*Exercise materials*

▬▬▬

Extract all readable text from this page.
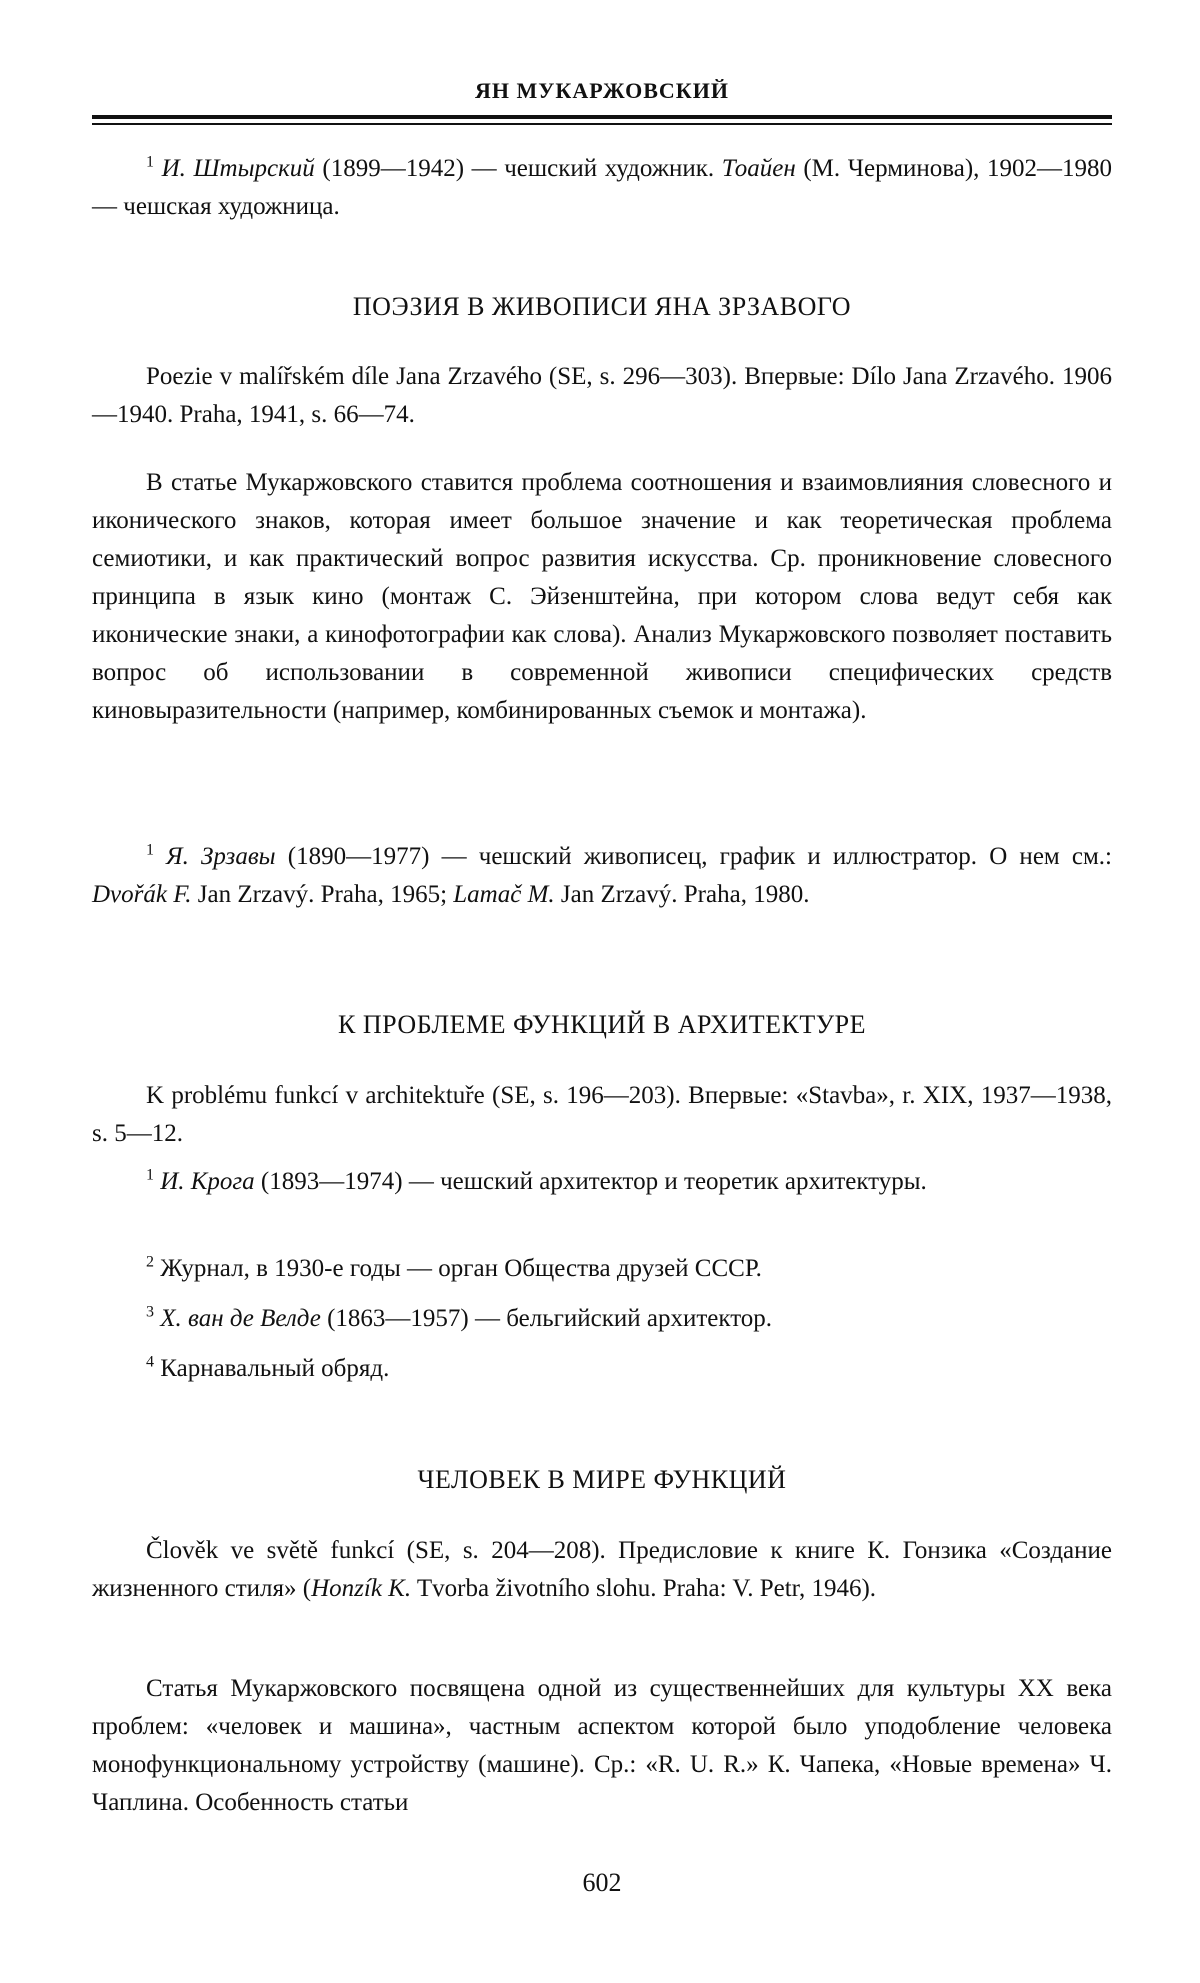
ЯН МУКАРЖОВСКИЙ
1 И. Штырский (1899—1942) — чешский художник. Тоайен (М. Черминова), 1902—1980 — чешская художница.
ПОЭЗИЯ В ЖИВОПИСИ ЯНА ЗРЗАВОГО
Poezie v malířském díle Jana Zrzavého (SE, s. 296—303). Впервые: Dílo Jana Zrzavého. 1906—1940. Praha, 1941, s. 66—74.
В статье Мукаржовского ставится проблема соотношения и взаимовлияния словесного и иконического знаков, которая имеет большое значение и как теоретическая проблема семиотики, и как практический вопрос развития искусства. Ср. проникновение словесного принципа в язык кино (монтаж С. Эйзенштейна, при котором слова ведут себя как иконические знаки, а кинофотографии как слова). Анализ Мукаржовского позволяет поставить вопрос об использовании в современной живописи специфических средств киновыразительности (например, комбинированных съемок и монтажа).
1 Я. Зрзавы (1890—1977) — чешский живописец, график и иллюстратор. О нем см.: Dvořák F. Jan Zrzavý. Praha, 1965; Lamač M. Jan Zrzavý. Praha, 1980.
К ПРОБЛЕМЕ ФУНКЦИЙ В АРХИТЕКТУРЕ
K problému funkcí v architektuře (SE, s. 196—203). Впервые: «Stavba», r. XIX, 1937—1938, s. 5—12.
1 И. Крога (1893—1974) — чешский архитектор и теоретик архитектуры.
2 Журнал, в 1930-е годы — орган Общества друзей СССР.
3 Х. ван де Велде (1863—1957) — бельгийский архитектор.
4 Карнавальный обряд.
ЧЕЛОВЕК В МИРЕ ФУНКЦИЙ
Člověk ve světě funkcí (SE, s. 204—208). Предисловие к книге К. Гонзика «Создание жизненного стиля» (Honzík K. Tvorba životního slohu. Praha: V. Petr, 1946).
Статья Мукаржовского посвящена одной из существеннейших для культуры XX века проблем: «человек и машина», частным аспектом которой было уподобление человека монофункциональному устройству (машине). Ср.: «R. U. R.» К. Чапека, «Новые времена» Ч. Чаплина. Особенность статьи
602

▬▬▬

*Exercise requirements*
Search the entries for the word "чешский", then gather every line that has it.

*Written solution*
1 И. Штырский (1899—1942) — чешский художник. Тоайен (М. Черминова), 1902—1980 — чешская художница.
1 Я. Зрзавы (1890—1977) — чешский живописец, график и иллюстратор. О нем см.: Dvořák F. Jan Zrzavý. Praha, 1965; Lamač M. Jan Zrzavý. Praha, 1980.
1 И. Крога (1893—1974) — чешский архитектор и теоретик архитектуры.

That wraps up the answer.